» **AIM OF THE TASK**: Gather the lines from the material that contain "each".

==*==

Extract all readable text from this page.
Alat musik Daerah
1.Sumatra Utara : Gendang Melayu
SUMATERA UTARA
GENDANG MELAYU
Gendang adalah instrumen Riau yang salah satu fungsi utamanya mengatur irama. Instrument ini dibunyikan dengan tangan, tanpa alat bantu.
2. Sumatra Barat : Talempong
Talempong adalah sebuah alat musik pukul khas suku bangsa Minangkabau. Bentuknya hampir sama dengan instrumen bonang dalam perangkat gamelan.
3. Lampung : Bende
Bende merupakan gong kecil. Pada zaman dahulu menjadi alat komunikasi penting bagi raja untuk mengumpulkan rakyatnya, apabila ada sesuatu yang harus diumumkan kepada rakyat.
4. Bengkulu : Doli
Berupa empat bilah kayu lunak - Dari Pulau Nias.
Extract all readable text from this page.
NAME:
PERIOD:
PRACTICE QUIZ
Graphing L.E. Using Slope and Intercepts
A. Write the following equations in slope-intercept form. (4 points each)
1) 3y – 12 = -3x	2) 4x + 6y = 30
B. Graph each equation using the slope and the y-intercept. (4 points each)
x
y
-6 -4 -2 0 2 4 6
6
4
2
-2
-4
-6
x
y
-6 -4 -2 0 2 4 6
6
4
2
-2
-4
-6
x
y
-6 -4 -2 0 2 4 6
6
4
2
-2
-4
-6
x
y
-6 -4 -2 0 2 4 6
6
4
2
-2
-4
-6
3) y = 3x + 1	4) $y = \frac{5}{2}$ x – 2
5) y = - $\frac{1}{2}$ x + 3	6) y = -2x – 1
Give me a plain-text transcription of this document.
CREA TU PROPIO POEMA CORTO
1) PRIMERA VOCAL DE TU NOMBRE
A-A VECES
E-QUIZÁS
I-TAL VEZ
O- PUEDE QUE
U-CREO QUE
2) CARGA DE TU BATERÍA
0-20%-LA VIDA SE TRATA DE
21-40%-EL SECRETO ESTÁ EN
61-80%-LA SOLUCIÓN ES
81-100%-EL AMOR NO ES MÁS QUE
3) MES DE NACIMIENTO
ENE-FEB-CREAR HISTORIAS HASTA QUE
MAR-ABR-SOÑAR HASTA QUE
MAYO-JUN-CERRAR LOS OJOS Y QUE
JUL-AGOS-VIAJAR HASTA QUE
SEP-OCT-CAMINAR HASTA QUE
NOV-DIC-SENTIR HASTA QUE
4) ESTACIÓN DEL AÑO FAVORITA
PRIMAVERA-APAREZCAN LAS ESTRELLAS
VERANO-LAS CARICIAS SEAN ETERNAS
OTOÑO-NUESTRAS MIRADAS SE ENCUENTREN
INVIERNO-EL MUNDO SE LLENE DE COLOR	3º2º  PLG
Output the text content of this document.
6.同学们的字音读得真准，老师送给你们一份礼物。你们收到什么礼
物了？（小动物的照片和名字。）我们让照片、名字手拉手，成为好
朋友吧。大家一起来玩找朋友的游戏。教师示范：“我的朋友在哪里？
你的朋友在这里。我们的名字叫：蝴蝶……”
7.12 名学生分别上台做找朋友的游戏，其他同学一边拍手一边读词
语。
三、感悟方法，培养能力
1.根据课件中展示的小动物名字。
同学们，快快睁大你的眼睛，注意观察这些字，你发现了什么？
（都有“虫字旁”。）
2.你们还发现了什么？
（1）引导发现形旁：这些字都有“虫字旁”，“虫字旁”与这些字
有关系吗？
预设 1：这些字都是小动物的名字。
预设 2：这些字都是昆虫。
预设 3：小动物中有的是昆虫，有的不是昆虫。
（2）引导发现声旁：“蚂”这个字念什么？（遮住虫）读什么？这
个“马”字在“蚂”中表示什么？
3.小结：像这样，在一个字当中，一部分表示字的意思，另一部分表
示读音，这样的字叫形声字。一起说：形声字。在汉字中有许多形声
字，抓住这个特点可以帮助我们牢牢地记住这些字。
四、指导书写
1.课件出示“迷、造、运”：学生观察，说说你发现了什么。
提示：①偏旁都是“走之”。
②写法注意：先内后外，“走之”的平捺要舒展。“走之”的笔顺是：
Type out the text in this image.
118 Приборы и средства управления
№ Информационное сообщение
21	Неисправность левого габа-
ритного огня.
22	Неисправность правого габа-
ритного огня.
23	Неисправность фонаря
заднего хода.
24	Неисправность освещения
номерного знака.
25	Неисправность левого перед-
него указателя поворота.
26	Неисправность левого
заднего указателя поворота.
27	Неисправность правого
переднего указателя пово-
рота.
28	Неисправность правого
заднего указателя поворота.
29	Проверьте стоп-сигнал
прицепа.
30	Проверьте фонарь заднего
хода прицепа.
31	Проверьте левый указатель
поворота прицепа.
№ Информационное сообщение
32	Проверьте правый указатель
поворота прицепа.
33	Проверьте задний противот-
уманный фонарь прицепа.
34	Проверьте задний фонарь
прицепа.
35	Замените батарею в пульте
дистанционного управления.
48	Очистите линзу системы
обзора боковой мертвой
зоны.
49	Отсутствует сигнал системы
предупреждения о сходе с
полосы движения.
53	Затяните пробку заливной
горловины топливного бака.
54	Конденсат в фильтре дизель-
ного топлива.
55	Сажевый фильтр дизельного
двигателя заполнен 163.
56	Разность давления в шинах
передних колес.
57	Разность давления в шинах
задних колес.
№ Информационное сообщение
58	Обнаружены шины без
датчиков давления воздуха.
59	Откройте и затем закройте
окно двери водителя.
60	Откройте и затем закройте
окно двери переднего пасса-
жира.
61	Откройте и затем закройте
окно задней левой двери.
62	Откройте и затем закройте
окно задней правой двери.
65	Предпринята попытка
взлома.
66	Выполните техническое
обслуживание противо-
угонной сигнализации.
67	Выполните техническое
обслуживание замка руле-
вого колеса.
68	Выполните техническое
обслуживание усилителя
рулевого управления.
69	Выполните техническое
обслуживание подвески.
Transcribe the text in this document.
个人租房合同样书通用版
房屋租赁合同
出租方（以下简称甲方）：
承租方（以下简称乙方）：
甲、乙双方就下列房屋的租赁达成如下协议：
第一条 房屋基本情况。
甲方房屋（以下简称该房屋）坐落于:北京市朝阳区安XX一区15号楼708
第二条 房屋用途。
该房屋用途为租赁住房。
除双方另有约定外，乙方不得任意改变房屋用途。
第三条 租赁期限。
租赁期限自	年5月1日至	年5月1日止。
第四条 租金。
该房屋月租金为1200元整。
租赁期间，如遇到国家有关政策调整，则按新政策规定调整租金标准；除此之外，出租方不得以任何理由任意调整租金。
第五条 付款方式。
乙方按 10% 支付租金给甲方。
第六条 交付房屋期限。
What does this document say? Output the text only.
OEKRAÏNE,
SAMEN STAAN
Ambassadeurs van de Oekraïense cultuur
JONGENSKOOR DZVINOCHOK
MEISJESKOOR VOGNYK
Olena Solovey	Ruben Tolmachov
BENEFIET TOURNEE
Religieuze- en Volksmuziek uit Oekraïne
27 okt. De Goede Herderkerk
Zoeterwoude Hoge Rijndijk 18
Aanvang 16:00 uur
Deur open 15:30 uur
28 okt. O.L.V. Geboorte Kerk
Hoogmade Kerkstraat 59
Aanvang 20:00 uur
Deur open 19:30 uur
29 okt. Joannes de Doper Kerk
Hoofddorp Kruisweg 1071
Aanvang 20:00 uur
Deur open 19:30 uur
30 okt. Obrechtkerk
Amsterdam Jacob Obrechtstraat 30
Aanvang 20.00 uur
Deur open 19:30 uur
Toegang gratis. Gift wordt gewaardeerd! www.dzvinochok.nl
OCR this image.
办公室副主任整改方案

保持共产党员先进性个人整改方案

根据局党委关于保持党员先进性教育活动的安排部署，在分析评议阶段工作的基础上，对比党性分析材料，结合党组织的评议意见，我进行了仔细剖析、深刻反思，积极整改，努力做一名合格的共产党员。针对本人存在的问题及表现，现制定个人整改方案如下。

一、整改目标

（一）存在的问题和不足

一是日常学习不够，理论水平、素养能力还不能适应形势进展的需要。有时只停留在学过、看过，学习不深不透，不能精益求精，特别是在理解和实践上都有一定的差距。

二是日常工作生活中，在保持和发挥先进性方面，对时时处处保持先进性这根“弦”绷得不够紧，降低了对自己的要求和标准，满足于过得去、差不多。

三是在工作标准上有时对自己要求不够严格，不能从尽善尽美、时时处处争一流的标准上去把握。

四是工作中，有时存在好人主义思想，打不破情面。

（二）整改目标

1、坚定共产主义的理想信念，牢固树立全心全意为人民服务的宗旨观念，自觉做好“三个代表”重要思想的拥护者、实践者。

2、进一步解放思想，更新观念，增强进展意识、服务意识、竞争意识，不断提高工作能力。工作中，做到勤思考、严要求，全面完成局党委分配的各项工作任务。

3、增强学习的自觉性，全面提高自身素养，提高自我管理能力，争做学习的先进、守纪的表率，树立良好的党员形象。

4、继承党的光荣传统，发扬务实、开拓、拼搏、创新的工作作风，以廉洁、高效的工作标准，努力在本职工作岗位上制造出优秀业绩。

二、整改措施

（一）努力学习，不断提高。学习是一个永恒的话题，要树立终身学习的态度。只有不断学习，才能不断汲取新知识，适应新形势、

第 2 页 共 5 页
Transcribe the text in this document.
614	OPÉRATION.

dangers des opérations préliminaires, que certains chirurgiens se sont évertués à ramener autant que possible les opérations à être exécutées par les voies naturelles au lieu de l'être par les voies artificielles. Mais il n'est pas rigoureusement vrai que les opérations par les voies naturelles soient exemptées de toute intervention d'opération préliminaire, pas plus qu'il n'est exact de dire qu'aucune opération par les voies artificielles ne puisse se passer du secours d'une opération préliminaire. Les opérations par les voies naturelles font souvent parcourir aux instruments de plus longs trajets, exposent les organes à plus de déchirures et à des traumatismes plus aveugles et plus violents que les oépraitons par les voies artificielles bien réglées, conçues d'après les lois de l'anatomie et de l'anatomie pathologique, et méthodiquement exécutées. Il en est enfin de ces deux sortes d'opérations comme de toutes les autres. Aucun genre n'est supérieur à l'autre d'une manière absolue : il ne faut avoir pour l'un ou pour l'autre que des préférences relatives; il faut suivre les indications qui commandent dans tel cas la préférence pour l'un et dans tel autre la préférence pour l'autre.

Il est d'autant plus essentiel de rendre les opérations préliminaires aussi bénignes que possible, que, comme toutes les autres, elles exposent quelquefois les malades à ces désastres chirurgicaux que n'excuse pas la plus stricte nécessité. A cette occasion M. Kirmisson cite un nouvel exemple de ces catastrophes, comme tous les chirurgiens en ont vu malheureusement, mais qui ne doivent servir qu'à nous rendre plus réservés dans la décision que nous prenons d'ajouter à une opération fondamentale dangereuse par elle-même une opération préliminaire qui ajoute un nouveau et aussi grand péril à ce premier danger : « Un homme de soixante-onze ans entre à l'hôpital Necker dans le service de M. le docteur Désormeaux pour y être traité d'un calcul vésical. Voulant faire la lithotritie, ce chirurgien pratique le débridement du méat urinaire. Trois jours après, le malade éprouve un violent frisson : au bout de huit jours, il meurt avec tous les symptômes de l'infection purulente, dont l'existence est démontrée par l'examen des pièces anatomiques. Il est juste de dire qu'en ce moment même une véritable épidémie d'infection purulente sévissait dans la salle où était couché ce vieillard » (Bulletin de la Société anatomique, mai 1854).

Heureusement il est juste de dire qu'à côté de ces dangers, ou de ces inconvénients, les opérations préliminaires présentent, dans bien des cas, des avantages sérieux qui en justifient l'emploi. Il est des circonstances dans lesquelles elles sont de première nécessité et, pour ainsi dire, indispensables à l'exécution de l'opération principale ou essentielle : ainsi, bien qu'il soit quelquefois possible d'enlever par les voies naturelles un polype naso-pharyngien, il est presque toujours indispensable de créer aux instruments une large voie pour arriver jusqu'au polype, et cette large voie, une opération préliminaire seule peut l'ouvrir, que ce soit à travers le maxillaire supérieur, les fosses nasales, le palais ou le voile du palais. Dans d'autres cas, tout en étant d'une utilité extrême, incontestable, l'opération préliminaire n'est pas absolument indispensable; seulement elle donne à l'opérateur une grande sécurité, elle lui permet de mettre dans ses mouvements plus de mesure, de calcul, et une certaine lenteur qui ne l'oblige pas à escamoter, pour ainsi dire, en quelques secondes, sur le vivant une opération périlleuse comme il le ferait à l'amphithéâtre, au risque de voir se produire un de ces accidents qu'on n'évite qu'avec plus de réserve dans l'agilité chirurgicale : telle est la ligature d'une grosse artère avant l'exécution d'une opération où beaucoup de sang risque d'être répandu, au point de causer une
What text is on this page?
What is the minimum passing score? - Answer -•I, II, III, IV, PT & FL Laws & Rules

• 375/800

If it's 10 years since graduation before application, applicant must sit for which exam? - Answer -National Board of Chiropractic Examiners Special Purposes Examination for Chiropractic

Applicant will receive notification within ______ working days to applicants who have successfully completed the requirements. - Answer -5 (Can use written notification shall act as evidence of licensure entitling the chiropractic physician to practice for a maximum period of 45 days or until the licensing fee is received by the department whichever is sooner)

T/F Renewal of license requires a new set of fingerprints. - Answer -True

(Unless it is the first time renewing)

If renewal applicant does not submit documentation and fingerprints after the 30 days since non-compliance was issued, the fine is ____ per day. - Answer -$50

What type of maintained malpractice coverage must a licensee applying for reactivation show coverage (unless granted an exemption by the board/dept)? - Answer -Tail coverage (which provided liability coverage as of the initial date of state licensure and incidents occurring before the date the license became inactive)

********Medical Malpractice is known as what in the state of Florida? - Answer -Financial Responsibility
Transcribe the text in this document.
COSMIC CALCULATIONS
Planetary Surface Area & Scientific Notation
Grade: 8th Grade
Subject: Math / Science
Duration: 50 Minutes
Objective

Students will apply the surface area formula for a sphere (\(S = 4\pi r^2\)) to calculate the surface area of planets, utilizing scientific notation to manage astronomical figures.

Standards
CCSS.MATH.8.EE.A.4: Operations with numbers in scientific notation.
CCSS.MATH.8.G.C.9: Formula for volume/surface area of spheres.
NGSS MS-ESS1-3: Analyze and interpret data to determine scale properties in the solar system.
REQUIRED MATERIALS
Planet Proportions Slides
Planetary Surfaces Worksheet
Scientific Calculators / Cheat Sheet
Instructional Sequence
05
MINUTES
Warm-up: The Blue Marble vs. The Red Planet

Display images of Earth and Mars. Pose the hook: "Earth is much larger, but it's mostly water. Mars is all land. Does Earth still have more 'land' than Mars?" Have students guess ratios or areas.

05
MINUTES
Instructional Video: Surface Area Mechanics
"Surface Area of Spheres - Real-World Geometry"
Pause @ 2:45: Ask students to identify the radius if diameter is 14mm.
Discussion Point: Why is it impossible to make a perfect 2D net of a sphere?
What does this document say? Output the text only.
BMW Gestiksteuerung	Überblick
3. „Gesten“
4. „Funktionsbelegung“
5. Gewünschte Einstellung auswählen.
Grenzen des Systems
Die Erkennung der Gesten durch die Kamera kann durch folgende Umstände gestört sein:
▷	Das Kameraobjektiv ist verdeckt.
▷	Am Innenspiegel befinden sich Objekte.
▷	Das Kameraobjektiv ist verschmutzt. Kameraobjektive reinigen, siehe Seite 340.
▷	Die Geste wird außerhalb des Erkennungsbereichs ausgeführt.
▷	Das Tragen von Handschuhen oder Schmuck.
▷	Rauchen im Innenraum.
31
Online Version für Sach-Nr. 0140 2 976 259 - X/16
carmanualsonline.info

==*==

» **RESULT**:
A. Write the following equations in slope-intercept form. (4 points each)
B. Graph each equation using the slope and the y-intercept. (4 points each)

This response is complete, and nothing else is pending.